• [WHAT TO PRODUCE] Take every line from the listing below that contains "Protection".

• [RECORDS SUPPLIED]
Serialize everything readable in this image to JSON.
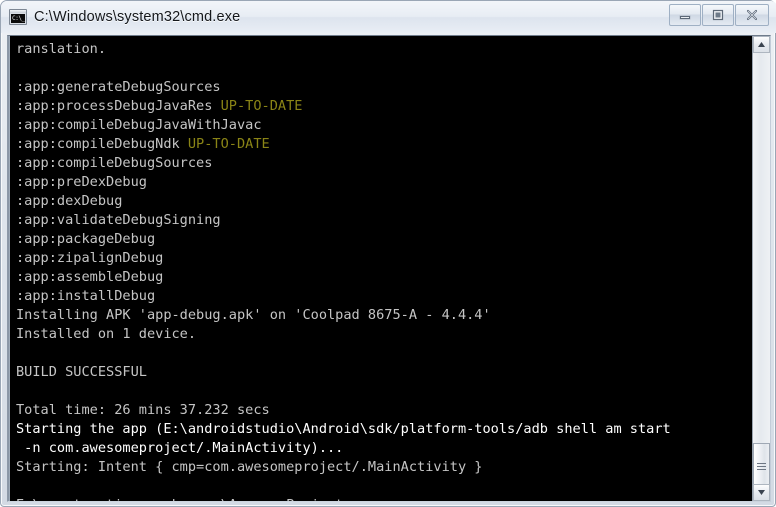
{
  "window": {
    "title": "C:\\Windows\\system32\\cmd.exe",
    "icon_name": "cmd-icon",
    "icon_glyph": "C:\\_",
    "buttons": {
      "minimize_label": "Minimize",
      "maximize_label": "Maximize",
      "close_label": "Close"
    },
    "colors": {
      "console_background": "#000000",
      "console_foreground": "#c5c5c5",
      "console_bright": "#ffffff",
      "up_to_date": "#8a8416",
      "frame": "#dfe5ec"
    }
  },
  "console": {
    "lines": [
      {
        "text": "ranslation.",
        "style": "dim"
      },
      {
        "text": "",
        "style": "dim"
      },
      {
        "text": ":app:generateDebugSources",
        "style": "dim"
      },
      {
        "text": ":app:processDebugJavaRes ",
        "style": "dim",
        "suffix": "UP-TO-DATE",
        "suffix_style": "uptodate"
      },
      {
        "text": ":app:compileDebugJavaWithJavac",
        "style": "dim"
      },
      {
        "text": ":app:compileDebugNdk ",
        "style": "dim",
        "suffix": "UP-TO-DATE",
        "suffix_style": "uptodate"
      },
      {
        "text": ":app:compileDebugSources",
        "style": "dim"
      },
      {
        "text": ":app:preDexDebug",
        "style": "dim"
      },
      {
        "text": ":app:dexDebug",
        "style": "dim"
      },
      {
        "text": ":app:validateDebugSigning",
        "style": "dim"
      },
      {
        "text": ":app:packageDebug",
        "style": "dim"
      },
      {
        "text": ":app:zipalignDebug",
        "style": "dim"
      },
      {
        "text": ":app:assembleDebug",
        "style": "dim"
      },
      {
        "text": ":app:installDebug",
        "style": "dim"
      },
      {
        "text": "Installing APK 'app-debug.apk' on 'Coolpad 8675-A - 4.4.4'",
        "style": "dim"
      },
      {
        "text": "Installed on 1 device.",
        "style": "dim"
      },
      {
        "text": "",
        "style": "dim"
      },
      {
        "text": "BUILD SUCCESSFUL",
        "style": "dim"
      },
      {
        "text": "",
        "style": "dim"
      },
      {
        "text": "Total time: 26 mins 37.232 secs",
        "style": "dim"
      },
      {
        "text": "Starting the app (E:\\androidstudio\\Android\\sdk/platform-tools/adb shell am start",
        "style": "bright"
      },
      {
        "text": " -n com.awesomeproject/.MainActivity)...",
        "style": "bright"
      },
      {
        "text": "Starting: Intent { cmp=com.awesomeproject/.MainActivity }",
        "style": "dim"
      },
      {
        "text": "",
        "style": "dim"
      },
      {
        "text": "E:\\react_native_workspace\\AwesomeProject>",
        "style": "dim"
      }
    ]
  },
  "scrollbar": {
    "up_arrow_name": "scroll-up-arrow",
    "down_arrow_name": "scroll-down-arrow",
    "thumb_name": "scrollbar-thumb",
    "position_percent": 92
  }
}
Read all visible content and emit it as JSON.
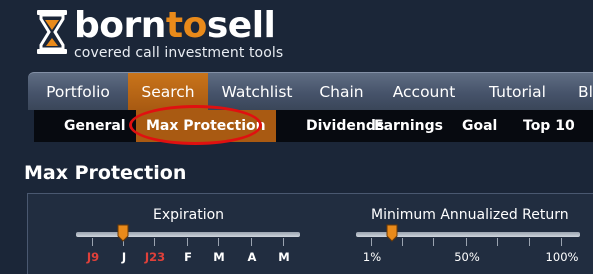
{
  "brand": {
    "name_prefix": "born",
    "name_accent": "to",
    "name_suffix": "sell",
    "tagline": "covered call investment tools"
  },
  "main_nav": [
    {
      "label": "Portfolio",
      "active": false
    },
    {
      "label": "Search",
      "active": true
    },
    {
      "label": "Watchlist",
      "active": false
    },
    {
      "label": "Chain",
      "active": false
    },
    {
      "label": "Account",
      "active": false
    },
    {
      "label": "Tutorial",
      "active": false
    },
    {
      "label": "Bl",
      "active": false
    }
  ],
  "sub_nav": [
    {
      "label": "General",
      "active": false
    },
    {
      "label": "Max Protection",
      "active": true
    },
    {
      "label": "Dividends",
      "active": false
    },
    {
      "label": "Earnings",
      "active": false
    },
    {
      "label": "Goal",
      "active": false
    },
    {
      "label": "Top 10",
      "active": false
    }
  ],
  "page_title": "Max Protection",
  "expiration_slider": {
    "label": "Expiration",
    "ticks": [
      "J9",
      "J",
      "J23",
      "F",
      "M",
      "A",
      "M"
    ],
    "red_ticks": [
      "J9",
      "J23"
    ],
    "selected_index": 1
  },
  "return_slider": {
    "label": "Minimum Annualized Return",
    "tick_labels": [
      "1%",
      "50%",
      "100%"
    ],
    "selected": "1%"
  },
  "colors": {
    "background": "#1b2638",
    "accent": "#e98a1a",
    "active_tab": "#a95a12",
    "highlight_ring": "#e01010",
    "red_tick": "#e0403a"
  }
}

• [RESPONSE FOR THIS EXERCISE]
      "label": "Max Protection",
  "page_title": "Max Protection",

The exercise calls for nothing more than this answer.